Task description
Copy out the whole listing exactly as written, leaving the pictures behind.

----- Supplied records

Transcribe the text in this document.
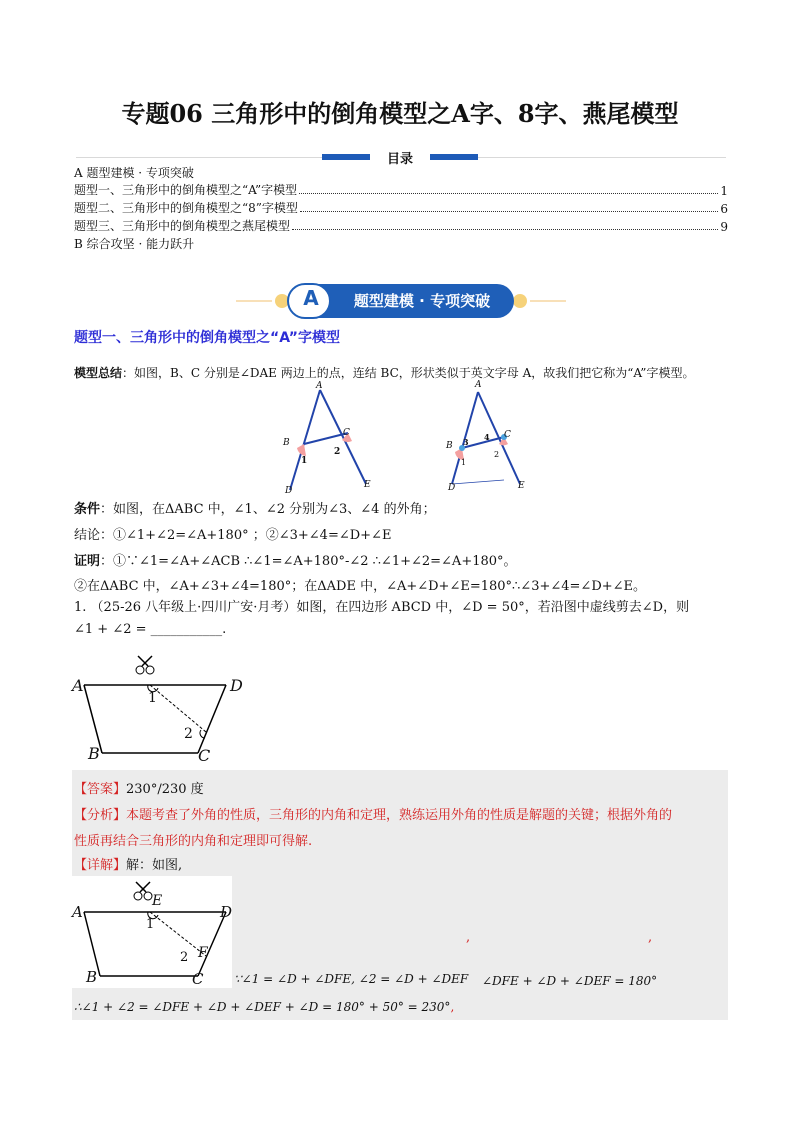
专题06 三角形中的倒角模型之A字、8字、燕尾模型
目录
A 题型建模 · 专项突破
题型一、三角形中的倒角模型之“A”字模型	1
题型二、三角形中的倒角模型之“8”字模型	6
题型三、三角形中的倒角模型之燕尾模型	9
B 综合攻坚 · 能力跃升
A	题型建模 · 专项突破
题型一、三角形中的倒角模型之“A”字模型
模型总结：如图，B、C 分别是∠DAE 两边上的点，连结 BC，形状类似于英文字母 A，故我们把它称为“A”字模型。
A
B
C
D
E
1
2
A
B
C
D	E
3 4
1
2
条件：如图，在ΔABC 中，∠1、∠2 分别为∠3、∠4 的外角；
结论：①∠1+∠2=∠A+180° ；②∠3+∠4=∠D+∠E
证明：①∵∠1=∠A+∠ACB ∴∠1=∠A+180°-∠2 ∴∠1+∠2=∠A+180°。
②在ΔABC 中，∠A+∠3+∠4=180°；在ΔADE 中，∠A+∠D+∠E=180°∴∠3+∠4=∠D+∠E。
1. （25-26 八年级上·四川广安·月考）如图，在四边形 ABCD 中，∠D = 50°，若沿图中虚线剪去∠D，则
∠1 + ∠2 = ___________.
A	D
B	C
1
2
【答案】230°/230 度
【分析】本题考查了外角的性质，三角形的内角和定理，熟练运用外角的性质是解题的关键；根据外角的
性质再结合三角形的内角和定理即可得解.
【详解】解：如图,
A	D
B	C
E
F
1
2
,	,
∵∠1 = ∠D + ∠DFE, ∠2 = ∠D + ∠DEF ∠DFE + ∠D + ∠DEF = 180°
∴∠1 + ∠2 = ∠DFE + ∠D + ∠DEF + ∠D = 180° + 50° = 230°,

----------

Complete response
Transcribe the text in this document.
专题06 三角形中的倒角模型之A字、8字、燕尾模型
目录
A 题型建模 · 专项突破
题型一、三角形中的倒角模型之“A”字模型	1
题型二、三角形中的倒角模型之“8”字模型	6
题型三、三角形中的倒角模型之燕尾模型	9
B 综合攻坚 · 能力跃升
A	题型建模 · 专项突破
题型一、三角形中的倒角模型之“A”字模型
模型总结：如图，B、C 分别是∠DAE 两边上的点，连结 BC，形状类似于英文字母 A，故我们把它称为“A”字模型。
A
B
C
D
E
1
2
A
B
C
D	E
3 4
1
2
条件：如图，在ΔABC 中，∠1、∠2 分别为∠3、∠4 的外角；
结论：①∠1+∠2=∠A+180° ；②∠3+∠4=∠D+∠E
证明：①∵∠1=∠A+∠ACB ∴∠1=∠A+180°-∠2 ∴∠1+∠2=∠A+180°。
②在ΔABC 中，∠A+∠3+∠4=180°；在ΔADE 中，∠A+∠D+∠E=180°∴∠3+∠4=∠D+∠E。
1. （25-26 八年级上·四川广安·月考）如图，在四边形 ABCD 中，∠D = 50°，若沿图中虚线剪去∠D，则
∠1 + ∠2 = ___________.
A	D
B	C
1
2
【答案】230°/230 度
【分析】本题考查了外角的性质，三角形的内角和定理，熟练运用外角的性质是解题的关键；根据外角的
性质再结合三角形的内角和定理即可得解.
【详解】解：如图,
A	D
B	C
E
F
1
2
,	,
∵∠1 = ∠D + ∠DFE, ∠2 = ∠D + ∠DEF ∠DFE + ∠D + ∠DEF = 180°
∴∠1 + ∠2 = ∠DFE + ∠D + ∠DEF + ∠D = 180° + 50° = 230°,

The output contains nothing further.